Word for word, print each line of the listing below; pictures stay out.

Stored records —
-*-

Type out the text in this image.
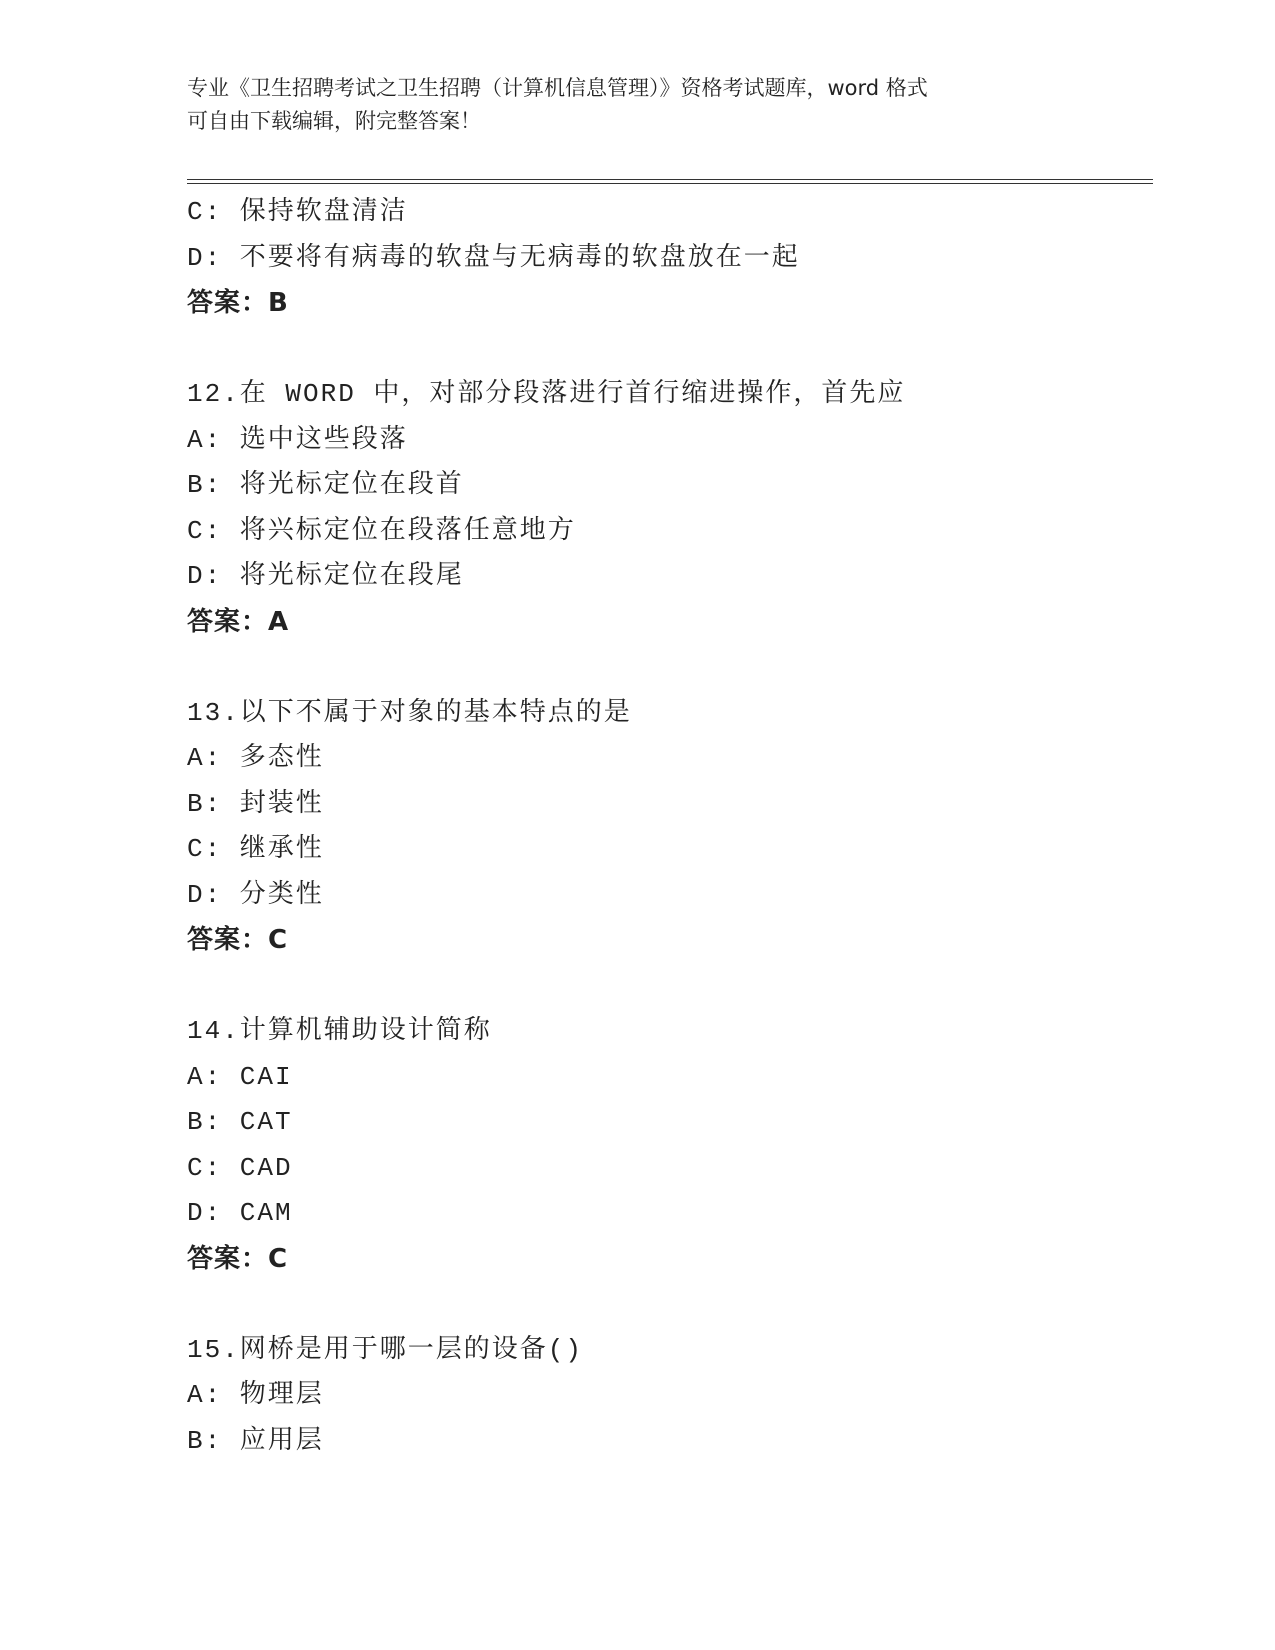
专业《卫生招聘考试之卫生招聘（计算机信息管理）》资格考试题库，word 格式
可自由下载编辑，附完整答案！
C: 保持软盘清洁
D: 不要将有病毒的软盘与无病毒的软盘放在一起
答案：B
12.在 WORD 中，对部分段落进行首行缩进操作，首先应
A: 选中这些段落
B: 将光标定位在段首
C: 将兴标定位在段落任意地方
D: 将光标定位在段尾
答案：A
13.以下不属于对象的基本特点的是
A: 多态性
B: 封装性
C: 继承性
D: 分类性
答案：C
14.计算机辅助设计简称
A: CAI
B: CAT
C: CAD
D: CAM
答案：C
15.网桥是用于哪一层的设备()
A: 物理层
B: 应用层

-*-

FULL RESPONSE —
Type out the text in this image.
专业《卫生招聘考试之卫生招聘（计算机信息管理）》资格考试题库，word 格式
可自由下载编辑，附完整答案！
C: 保持软盘清洁
D: 不要将有病毒的软盘与无病毒的软盘放在一起
答案：B
12.在 WORD 中，对部分段落进行首行缩进操作，首先应
A: 选中这些段落
B: 将光标定位在段首
C: 将兴标定位在段落任意地方
D: 将光标定位在段尾
答案：A
13.以下不属于对象的基本特点的是
A: 多态性
B: 封装性
C: 继承性
D: 分类性
答案：C
14.计算机辅助设计简称
A: CAI
B: CAT
C: CAD
D: CAM
答案：C
15.网桥是用于哪一层的设备()
A: 物理层
B: 应用层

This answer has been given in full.